**Data items**
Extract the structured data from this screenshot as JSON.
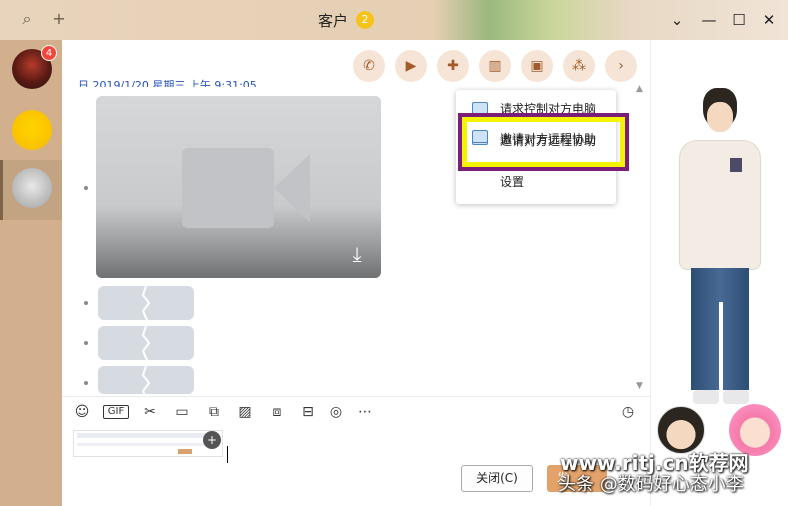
{
  "window": {
    "title": "客户",
    "title_badge": "2"
  },
  "titlebar": {
    "search_icon": "search-icon",
    "add_icon": "plus-icon",
    "controls": [
      "chevron-down-icon",
      "minimize-icon",
      "maximize-icon",
      "close-icon"
    ]
  },
  "sidebar": {
    "contacts": [
      {
        "name": "avatar-1",
        "unread": "4"
      },
      {
        "name": "avatar-2"
      },
      {
        "name": "avatar-3",
        "selected": true
      }
    ]
  },
  "chat_toolbar": {
    "buttons": [
      "phone-icon",
      "video-call-icon",
      "add-message-icon",
      "screen-share-icon",
      "remote-assist-icon",
      "apps-icon",
      "chevron-right-icon"
    ]
  },
  "messages": {
    "date_line": "日  2019/1/20 星期三 上午 9:31:05"
  },
  "remote_menu": {
    "items": [
      {
        "label": "请求控制对方电脑"
      },
      {
        "label": "邀请对方远程协助"
      },
      {
        "label": "设置"
      }
    ]
  },
  "input_toolbar": {
    "icons": [
      "emoji-icon",
      "gif-icon",
      "scissors-icon",
      "folder-icon",
      "image-edit-icon",
      "picture-icon",
      "shake-icon",
      "red-packet-icon",
      "music-icon",
      "more-icon",
      "history-clock-icon"
    ],
    "gif_label": "GIF"
  },
  "footer": {
    "close_label": "关闭(C)",
    "send_label": "发"
  },
  "watermark": {
    "line1": "www.ritj.cn软荐网",
    "line2": "头条 @数码好心态小李"
  },
  "colors": {
    "accent": "#a25c2b",
    "highlight_yellow": "#f4f400",
    "highlight_purple": "#7b1e7a"
  }
}
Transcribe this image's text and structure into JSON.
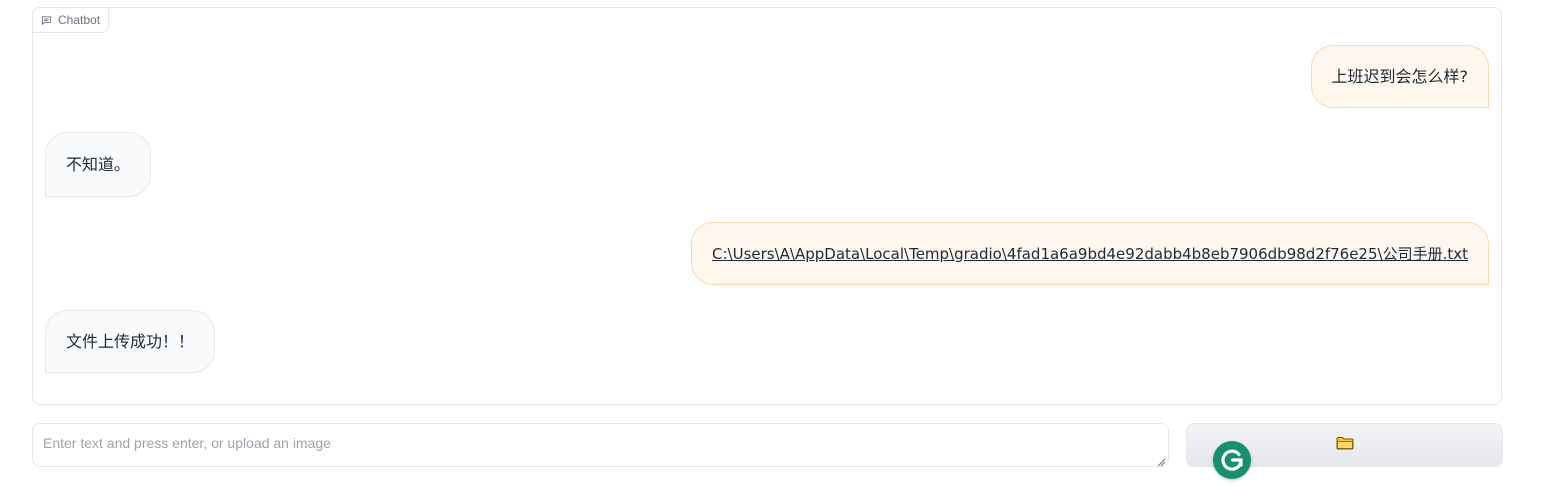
{
  "chatbot": {
    "label": "Chatbot",
    "messages": [
      {
        "role": "user",
        "text": "上班迟到会怎么样?"
      },
      {
        "role": "bot",
        "text": "不知道。"
      },
      {
        "role": "user",
        "text": "C:\\Users\\A\\AppData\\Local\\Temp\\gradio\\4fad1a6a9bd4e92dabb4b8eb7906db98d2f76e25\\公司手册.txt",
        "is_link": true
      },
      {
        "role": "bot",
        "text": "文件上传成功！！"
      }
    ]
  },
  "input": {
    "placeholder": "Enter text and press enter, or upload an image",
    "value": ""
  },
  "upload": {
    "icon": "folder-icon"
  },
  "grammarly": {
    "icon": "grammarly-icon",
    "letter": "G"
  },
  "colors": {
    "user_bubble_bg": "#fff7ed",
    "user_bubble_border": "#fed7aa",
    "bot_bubble_bg": "#f9fafb",
    "grammarly": "#15906e"
  }
}
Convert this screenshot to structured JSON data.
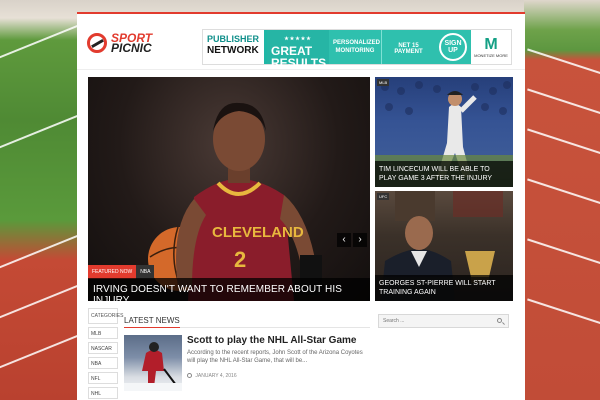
{
  "header": {
    "logo_line1": "SPORT",
    "logo_line2": "PICNIC"
  },
  "banner": {
    "publisher": "PUBLISHER",
    "network": "NETWORK",
    "great": "GREAT",
    "results": "RESULTS",
    "stars": "★★★★★",
    "personalized": "PERSONALIZED MONITORING",
    "payment": "NET 15 PAYMENT",
    "sign": "SIGN UP",
    "brand_mark": "M",
    "brand_name": "MONETIZE MORE"
  },
  "featured": {
    "tag_featured": "FEATURED NOW",
    "tag_league": "NBA",
    "title": "IRVING DOESN'T WANT TO REMEMBER ABOUT HIS INJURY",
    "jersey_text": "CLEVELAND",
    "jersey_number": "2",
    "prev_label": "‹",
    "next_label": "›"
  },
  "side_cards": [
    {
      "category": "MLB",
      "caption": "TIM LINCECUM WILL BE ABLE TO PLAY GAME 3 AFTER THE INJURY"
    },
    {
      "category": "UFC",
      "caption": "GEORGES ST-PIERRE WILL START TRAINING AGAIN"
    }
  ],
  "categories": {
    "title": "CATEGORIES",
    "items": [
      "MLB",
      "NASCAR",
      "NBA",
      "NFL",
      "NHL"
    ]
  },
  "latest": {
    "heading": "LATEST NEWS",
    "article": {
      "title": "Scott to play the NHL All-Star Game",
      "excerpt": "According to the recent reports, John Scott of the Arizona Coyotes will play the NHL All-Star Game, that will be...",
      "date": "JANUARY 4, 2016"
    }
  },
  "search": {
    "placeholder": "Search ..."
  },
  "colors": {
    "accent": "#e23b2e",
    "teal": "#26b5a5"
  }
}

**The task**
Report the number of lines containing the string "this" and add nothing to it.

**Reply to the exercise**
3